● **What is expected**:
Find the string "reaction" in the records. Copy each line that has it.

[Items from a dataset]
------------------------

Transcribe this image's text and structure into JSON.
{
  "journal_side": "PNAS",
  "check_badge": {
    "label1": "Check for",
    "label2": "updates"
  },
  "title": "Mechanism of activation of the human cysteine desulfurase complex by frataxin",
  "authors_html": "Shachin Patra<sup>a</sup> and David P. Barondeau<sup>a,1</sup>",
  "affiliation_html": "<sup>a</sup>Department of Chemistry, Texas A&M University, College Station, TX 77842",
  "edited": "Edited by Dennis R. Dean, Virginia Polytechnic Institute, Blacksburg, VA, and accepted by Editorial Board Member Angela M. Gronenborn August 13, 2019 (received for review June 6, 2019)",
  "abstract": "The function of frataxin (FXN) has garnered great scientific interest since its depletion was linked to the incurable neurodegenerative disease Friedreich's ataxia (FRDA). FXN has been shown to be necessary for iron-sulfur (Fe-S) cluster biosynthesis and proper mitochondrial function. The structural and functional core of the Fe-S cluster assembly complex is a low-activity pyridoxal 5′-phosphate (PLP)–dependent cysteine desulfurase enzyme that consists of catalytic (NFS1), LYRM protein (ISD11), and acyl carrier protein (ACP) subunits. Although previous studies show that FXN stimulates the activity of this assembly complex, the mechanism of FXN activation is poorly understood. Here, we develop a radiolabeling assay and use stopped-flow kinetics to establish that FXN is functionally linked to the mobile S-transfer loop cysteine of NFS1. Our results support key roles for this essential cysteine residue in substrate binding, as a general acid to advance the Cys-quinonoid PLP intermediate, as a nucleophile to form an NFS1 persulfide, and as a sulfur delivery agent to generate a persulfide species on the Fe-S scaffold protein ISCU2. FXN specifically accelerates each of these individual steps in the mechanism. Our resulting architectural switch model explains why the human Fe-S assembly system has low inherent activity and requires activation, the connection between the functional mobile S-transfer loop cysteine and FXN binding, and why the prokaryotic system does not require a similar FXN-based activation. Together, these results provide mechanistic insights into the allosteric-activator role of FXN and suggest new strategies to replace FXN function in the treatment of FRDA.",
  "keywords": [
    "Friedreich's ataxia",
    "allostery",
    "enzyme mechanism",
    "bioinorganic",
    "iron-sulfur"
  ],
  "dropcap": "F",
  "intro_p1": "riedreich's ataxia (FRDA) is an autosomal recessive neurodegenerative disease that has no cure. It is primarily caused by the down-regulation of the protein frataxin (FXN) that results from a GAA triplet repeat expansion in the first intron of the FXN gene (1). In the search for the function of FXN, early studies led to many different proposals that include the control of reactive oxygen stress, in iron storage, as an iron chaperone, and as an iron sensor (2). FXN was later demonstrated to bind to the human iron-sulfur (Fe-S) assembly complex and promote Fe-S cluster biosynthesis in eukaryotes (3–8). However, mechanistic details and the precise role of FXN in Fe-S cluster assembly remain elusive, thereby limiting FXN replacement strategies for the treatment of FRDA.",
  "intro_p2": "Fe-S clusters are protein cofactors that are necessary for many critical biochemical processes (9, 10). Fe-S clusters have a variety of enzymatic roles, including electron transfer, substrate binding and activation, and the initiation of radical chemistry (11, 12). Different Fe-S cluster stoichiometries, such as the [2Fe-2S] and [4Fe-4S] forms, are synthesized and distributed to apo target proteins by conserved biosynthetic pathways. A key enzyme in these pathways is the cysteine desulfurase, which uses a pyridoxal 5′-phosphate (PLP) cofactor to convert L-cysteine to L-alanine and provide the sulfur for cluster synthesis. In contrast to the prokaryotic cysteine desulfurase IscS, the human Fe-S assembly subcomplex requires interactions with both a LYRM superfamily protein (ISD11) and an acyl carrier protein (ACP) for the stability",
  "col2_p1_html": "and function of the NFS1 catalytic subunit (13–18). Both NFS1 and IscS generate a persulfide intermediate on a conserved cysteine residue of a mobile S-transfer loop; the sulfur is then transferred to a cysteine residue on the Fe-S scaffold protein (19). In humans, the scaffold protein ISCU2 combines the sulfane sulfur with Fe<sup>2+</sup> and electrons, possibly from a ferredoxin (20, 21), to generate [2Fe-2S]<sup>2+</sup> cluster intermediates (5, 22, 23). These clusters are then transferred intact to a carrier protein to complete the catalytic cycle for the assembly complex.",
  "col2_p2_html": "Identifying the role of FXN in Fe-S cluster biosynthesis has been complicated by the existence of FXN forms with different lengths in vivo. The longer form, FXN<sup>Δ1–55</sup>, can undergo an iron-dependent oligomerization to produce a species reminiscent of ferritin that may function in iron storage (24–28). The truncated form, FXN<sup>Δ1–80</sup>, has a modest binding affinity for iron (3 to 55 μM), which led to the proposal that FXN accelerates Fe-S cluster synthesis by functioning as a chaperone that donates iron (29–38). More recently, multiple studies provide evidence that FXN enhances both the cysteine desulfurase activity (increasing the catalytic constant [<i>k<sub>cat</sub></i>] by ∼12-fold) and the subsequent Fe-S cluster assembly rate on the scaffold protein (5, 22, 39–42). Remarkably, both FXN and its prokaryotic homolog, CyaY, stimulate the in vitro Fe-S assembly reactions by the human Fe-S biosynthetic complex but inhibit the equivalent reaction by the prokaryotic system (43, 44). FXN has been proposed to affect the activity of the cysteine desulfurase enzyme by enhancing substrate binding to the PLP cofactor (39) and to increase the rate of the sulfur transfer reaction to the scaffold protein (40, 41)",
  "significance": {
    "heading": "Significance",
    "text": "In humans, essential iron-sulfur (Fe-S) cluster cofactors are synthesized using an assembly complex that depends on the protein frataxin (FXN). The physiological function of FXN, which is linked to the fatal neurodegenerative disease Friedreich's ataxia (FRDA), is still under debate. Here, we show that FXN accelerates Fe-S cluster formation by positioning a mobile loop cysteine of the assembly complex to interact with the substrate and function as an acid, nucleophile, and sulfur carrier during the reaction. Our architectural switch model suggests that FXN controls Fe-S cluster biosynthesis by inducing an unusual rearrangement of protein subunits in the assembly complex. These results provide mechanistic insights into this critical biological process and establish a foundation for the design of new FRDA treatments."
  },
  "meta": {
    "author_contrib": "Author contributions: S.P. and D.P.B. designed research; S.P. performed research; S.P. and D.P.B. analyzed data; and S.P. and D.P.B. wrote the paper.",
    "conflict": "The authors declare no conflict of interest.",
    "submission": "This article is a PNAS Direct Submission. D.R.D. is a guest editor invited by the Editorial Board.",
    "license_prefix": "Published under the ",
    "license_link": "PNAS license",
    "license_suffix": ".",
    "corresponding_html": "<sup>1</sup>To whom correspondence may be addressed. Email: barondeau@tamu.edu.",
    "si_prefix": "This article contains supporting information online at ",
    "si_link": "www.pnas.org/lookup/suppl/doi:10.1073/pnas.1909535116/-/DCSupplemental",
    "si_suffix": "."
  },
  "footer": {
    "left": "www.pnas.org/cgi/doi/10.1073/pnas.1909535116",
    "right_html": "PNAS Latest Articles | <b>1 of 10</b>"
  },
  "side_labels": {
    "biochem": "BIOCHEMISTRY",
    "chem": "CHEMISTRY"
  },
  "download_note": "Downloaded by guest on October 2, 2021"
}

------------------------

● **Solution to the exercise**:
  "col2_p2_html": "Identifying the role of FXN in Fe-S cluster biosynthesis has been complicated by the existence of FXN forms with different lengths in vivo. The longer form, FXN<sup>Δ1–55</sup>, can undergo an iron-dependent oligomerization to produce a species reminiscent of ferritin that may function in iron storage (24–28). The truncated form, FXN<sup>Δ1–80</sup>, has a modest binding affinity for iron (3 to 55 μM), which led to the proposal that FXN accelerates Fe-S cluster synthesis by functioning as a chaperone that donates iron (29–38). More recently, multiple studies provide evidence that FXN enhances both the cysteine desulfurase activity (increasing the catalytic constant [<i>k<sub>cat</sub></i>] by ∼12-fold) and the subsequent Fe-S cluster assembly rate on the scaffold protein (5, 22, 39–42). Remarkably, both FXN and its prokaryotic homolog, CyaY, stimulate the in vitro Fe-S assembly reactions by the human Fe-S biosynthetic complex but inhibit the equivalent reaction by the prokaryotic system (43, 44). FXN has been proposed to affect the activity of the cysteine desulfurase enzyme by enhancing substrate binding to the PLP cofactor (39) and to increase the rate of the sulfur transfer reaction to the scaffold protein (40, 41)",
    "text": "In humans, essential iron-sulfur (Fe-S) cluster cofactors are synthesized using an assembly complex that depends on the protein frataxin (FXN). The physiological function of FXN, which is linked to the fatal neurodegenerative disease Friedreich's ataxia (FRDA), is still under debate. Here, we show that FXN accelerates Fe-S cluster formation by positioning a mobile loop cysteine of the assembly complex to interact with the substrate and function as an acid, nucleophile, and sulfur carrier during the reaction. Our architectural switch model suggests that FXN controls Fe-S cluster biosynthesis by inducing an unusual rearrangement of protein subunits in the assembly complex. These results provide mechanistic insights into this critical biological process and establish a foundation for the design of new FRDA treatments."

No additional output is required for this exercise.